### GIVEN PROBLEM
Without altering anything, output the material below.

Data records:

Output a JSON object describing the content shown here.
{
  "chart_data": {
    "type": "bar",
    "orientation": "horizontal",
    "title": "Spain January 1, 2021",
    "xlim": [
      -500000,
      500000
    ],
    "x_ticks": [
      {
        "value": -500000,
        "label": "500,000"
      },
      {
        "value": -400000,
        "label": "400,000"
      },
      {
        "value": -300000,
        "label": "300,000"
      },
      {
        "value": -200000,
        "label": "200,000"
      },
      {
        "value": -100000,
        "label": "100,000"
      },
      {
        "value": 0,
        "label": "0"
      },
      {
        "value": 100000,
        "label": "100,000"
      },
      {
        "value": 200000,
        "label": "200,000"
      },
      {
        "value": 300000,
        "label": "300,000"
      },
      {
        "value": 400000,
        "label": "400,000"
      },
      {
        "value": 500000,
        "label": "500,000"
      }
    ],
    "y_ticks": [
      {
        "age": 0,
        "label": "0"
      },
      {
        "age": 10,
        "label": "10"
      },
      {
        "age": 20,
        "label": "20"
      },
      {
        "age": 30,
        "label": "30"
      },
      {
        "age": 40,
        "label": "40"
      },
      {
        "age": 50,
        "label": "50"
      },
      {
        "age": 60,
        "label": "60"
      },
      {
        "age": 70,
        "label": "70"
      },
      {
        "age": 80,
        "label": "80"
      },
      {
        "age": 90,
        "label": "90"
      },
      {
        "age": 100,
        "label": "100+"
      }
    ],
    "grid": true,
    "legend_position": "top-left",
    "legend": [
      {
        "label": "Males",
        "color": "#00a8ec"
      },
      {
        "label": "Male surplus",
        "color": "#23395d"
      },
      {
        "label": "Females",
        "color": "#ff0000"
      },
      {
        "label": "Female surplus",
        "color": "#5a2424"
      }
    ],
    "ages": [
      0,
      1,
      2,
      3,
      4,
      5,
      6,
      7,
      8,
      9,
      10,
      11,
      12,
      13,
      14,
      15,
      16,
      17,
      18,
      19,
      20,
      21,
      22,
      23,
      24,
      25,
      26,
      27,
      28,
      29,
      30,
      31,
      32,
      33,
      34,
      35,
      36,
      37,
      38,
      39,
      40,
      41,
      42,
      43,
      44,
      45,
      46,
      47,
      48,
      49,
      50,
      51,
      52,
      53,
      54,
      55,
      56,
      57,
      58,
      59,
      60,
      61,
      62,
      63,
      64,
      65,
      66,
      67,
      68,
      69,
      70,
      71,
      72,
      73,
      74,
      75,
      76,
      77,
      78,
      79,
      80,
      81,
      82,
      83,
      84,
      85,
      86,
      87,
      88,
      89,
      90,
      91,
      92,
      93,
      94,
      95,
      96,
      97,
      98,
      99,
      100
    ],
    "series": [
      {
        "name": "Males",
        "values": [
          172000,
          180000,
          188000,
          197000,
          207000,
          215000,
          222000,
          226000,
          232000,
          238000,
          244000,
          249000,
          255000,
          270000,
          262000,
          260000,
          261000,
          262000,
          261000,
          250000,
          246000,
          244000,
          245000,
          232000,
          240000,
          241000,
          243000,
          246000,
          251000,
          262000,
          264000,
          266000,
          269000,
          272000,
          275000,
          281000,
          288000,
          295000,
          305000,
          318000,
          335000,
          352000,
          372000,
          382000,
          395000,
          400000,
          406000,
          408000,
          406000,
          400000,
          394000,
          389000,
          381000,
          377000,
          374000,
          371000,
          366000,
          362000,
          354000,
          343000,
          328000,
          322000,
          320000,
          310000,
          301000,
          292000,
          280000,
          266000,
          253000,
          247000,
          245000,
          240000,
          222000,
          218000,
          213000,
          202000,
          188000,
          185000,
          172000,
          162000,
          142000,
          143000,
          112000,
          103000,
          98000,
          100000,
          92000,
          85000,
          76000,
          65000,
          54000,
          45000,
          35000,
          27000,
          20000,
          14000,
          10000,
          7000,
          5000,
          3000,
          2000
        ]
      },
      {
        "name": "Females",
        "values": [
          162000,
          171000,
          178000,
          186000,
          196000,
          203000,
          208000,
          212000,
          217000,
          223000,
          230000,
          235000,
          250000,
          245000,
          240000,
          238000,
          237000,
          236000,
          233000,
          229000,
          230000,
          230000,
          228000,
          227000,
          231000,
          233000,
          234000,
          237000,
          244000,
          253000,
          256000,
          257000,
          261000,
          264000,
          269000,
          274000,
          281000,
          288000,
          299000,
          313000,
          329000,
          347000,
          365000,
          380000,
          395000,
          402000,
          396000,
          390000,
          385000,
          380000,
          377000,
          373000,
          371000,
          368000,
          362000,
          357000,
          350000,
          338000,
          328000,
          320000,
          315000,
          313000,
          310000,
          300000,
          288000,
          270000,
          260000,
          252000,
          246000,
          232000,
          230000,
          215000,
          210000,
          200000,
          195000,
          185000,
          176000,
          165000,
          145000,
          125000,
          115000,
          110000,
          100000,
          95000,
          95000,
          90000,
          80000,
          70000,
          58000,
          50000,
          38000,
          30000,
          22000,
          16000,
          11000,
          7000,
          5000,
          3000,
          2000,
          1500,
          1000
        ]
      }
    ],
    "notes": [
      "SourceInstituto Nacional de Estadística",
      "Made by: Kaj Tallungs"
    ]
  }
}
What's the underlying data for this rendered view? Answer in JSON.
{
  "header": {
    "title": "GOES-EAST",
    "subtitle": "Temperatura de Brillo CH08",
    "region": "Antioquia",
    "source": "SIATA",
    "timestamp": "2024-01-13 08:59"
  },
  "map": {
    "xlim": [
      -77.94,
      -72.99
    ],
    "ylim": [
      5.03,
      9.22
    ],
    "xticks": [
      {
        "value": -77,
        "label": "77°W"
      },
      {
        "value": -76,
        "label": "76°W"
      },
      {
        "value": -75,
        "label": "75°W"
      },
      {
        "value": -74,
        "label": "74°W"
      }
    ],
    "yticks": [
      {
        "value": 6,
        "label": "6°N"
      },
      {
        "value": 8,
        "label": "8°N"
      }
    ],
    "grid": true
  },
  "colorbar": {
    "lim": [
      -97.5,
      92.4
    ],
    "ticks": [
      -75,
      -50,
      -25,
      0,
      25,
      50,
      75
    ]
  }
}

### EXERCISE ANSWER
Output a JSON object describing the content shown here.
{
  "chart_data": {
    "type": "bar",
    "orientation": "horizontal",
    "title": "Spain January 1, 2021",
    "xlim": [
      -500000,
      500000
    ],
    "x_ticks": [
      {
        "value": -500000,
        "label": "500,000"
      },
      {
        "value": -400000,
        "label": "400,000"
      },
      {
        "value": -300000,
        "label": "300,000"
      },
      {
        "value": -200000,
        "label": "200,000"
      },
      {
        "value": -100000,
        "label": "100,000"
      },
      {
        "value": 0,
        "label": "0"
      },
      {
        "value": 100000,
        "label": "100,000"
      },
      {
        "value": 200000,
        "label": "200,000"
      },
      {
        "value": 300000,
        "label": "300,000"
      },
      {
        "value": 400000,
        "label": "400,000"
      },
      {
        "value": 500000,
        "label": "500,000"
      }
    ],
    "y_ticks": [
      {
        "age": 0,
        "label": "0"
      },
      {
        "age": 10,
        "label": "10"
      },
      {
        "age": 20,
        "label": "20"
      },
      {
        "age": 30,
        "label": "30"
      },
      {
        "age": 40,
        "label": "40"
      },
      {
        "age": 50,
        "label": "50"
      },
      {
        "age": 60,
        "label": "60"
      },
      {
        "age": 70,
        "label": "70"
      },
      {
        "age": 80,
        "label": "80"
      },
      {
        "age": 90,
        "label": "90"
      },
      {
        "age": 100,
        "label": "100+"
      }
    ],
    "grid": true,
    "legend_position": "top-left",
    "legend": [
      {
        "label": "Males",
        "color": "#00a8ec"
      },
      {
        "label": "Male surplus",
        "color": "#23395d"
      },
      {
        "label": "Females",
        "color": "#ff0000"
      },
      {
        "label": "Female surplus",
        "color": "#5a2424"
      }
    ],
    "ages": [
      0,
      1,
      2,
      3,
      4,
      5,
      6,
      7,
      8,
      9,
      10,
      11,
      12,
      13,
      14,
      15,
      16,
      17,
      18,
      19,
      20,
      21,
      22,
      23,
      24,
      25,
      26,
      27,
      28,
      29,
      30,
      31,
      32,
      33,
      34,
      35,
      36,
      37,
      38,
      39,
      40,
      41,
      42,
      43,
      44,
      45,
      46,
      47,
      48,
      49,
      50,
      51,
      52,
      53,
      54,
      55,
      56,
      57,
      58,
      59,
      60,
      61,
      62,
      63,
      64,
      65,
      66,
      67,
      68,
      69,
      70,
      71,
      72,
      73,
      74,
      75,
      76,
      77,
      78,
      79,
      80,
      81,
      82,
      83,
      84,
      85,
      86,
      87,
      88,
      89,
      90,
      91,
      92,
      93,
      94,
      95,
      96,
      97,
      98,
      99,
      100
    ],
    "series": [
      {
        "name": "Males",
        "values": [
          172000,
          180000,
          188000,
          197000,
          207000,
          215000,
          222000,
          226000,
          232000,
          238000,
          244000,
          249000,
          255000,
          270000,
          262000,
          260000,
          261000,
          262000,
          261000,
          250000,
          246000,
          244000,
          245000,
          232000,
          240000,
          241000,
          243000,
          246000,
          251000,
          262000,
          264000,
          266000,
          269000,
          272000,
          275000,
          281000,
          288000,
          295000,
          305000,
          318000,
          335000,
          352000,
          372000,
          382000,
          395000,
          400000,
          406000,
          408000,
          406000,
          400000,
          394000,
          389000,
          381000,
          377000,
          374000,
          371000,
          366000,
          362000,
          354000,
          343000,
          328000,
          322000,
          320000,
          310000,
          301000,
          292000,
          280000,
          266000,
          253000,
          247000,
          245000,
          240000,
          222000,
          218000,
          213000,
          202000,
          188000,
          185000,
          172000,
          162000,
          142000,
          143000,
          112000,
          103000,
          98000,
          100000,
          92000,
          85000,
          76000,
          65000,
          54000,
          45000,
          35000,
          27000,
          20000,
          14000,
          10000,
          7000,
          5000,
          3000,
          2000
        ]
      },
      {
        "name": "Females",
        "values": [
          162000,
          171000,
          178000,
          186000,
          196000,
          203000,
          208000,
          212000,
          217000,
          223000,
          230000,
          235000,
          250000,
          245000,
          240000,
          238000,
          237000,
          236000,
          233000,
          229000,
          230000,
          230000,
          228000,
          227000,
          231000,
          233000,
          234000,
          237000,
          244000,
          253000,
          256000,
          257000,
          261000,
          264000,
          269000,
          274000,
          281000,
          288000,
          299000,
          313000,
          329000,
          347000,
          365000,
          380000,
          395000,
          402000,
          396000,
          390000,
          385000,
          380000,
          377000,
          373000,
          371000,
          368000,
          362000,
          357000,
          350000,
          338000,
          328000,
          320000,
          315000,
          313000,
          310000,
          300000,
          288000,
          270000,
          260000,
          252000,
          246000,
          232000,
          230000,
          215000,
          210000,
          200000,
          195000,
          185000,
          176000,
          165000,
          145000,
          125000,
          115000,
          110000,
          100000,
          95000,
          95000,
          90000,
          80000,
          70000,
          58000,
          50000,
          38000,
          30000,
          22000,
          16000,
          11000,
          7000,
          5000,
          3000,
          2000,
          1500,
          1000
        ]
      }
    ],
    "notes": [
      "SourceInstituto Nacional de Estadística",
      "Made by: Kaj Tallungs"
    ]
  }
}
What's the underlying data for this rendered view? Answer in JSON.
{
  "header": {
    "title": "GOES-EAST",
    "subtitle": "Temperatura de Brillo CH08",
    "region": "Antioquia",
    "source": "SIATA",
    "timestamp": "2024-01-13 08:59"
  },
  "map": {
    "xlim": [
      -77.94,
      -72.99
    ],
    "ylim": [
      5.03,
      9.22
    ],
    "xticks": [
      {
        "value": -77,
        "label": "77°W"
      },
      {
        "value": -76,
        "label": "76°W"
      },
      {
        "value": -75,
        "label": "75°W"
      },
      {
        "value": -74,
        "label": "74°W"
      }
    ],
    "yticks": [
      {
        "value": 6,
        "label": "6°N"
      },
      {
        "value": 8,
        "label": "8°N"
      }
    ],
    "grid": true
  },
  "colorbar": {
    "lim": [
      -97.5,
      92.4
    ],
    "ticks": [
      -75,
      -50,
      -25,
      0,
      25,
      50,
      75
    ]
  }
}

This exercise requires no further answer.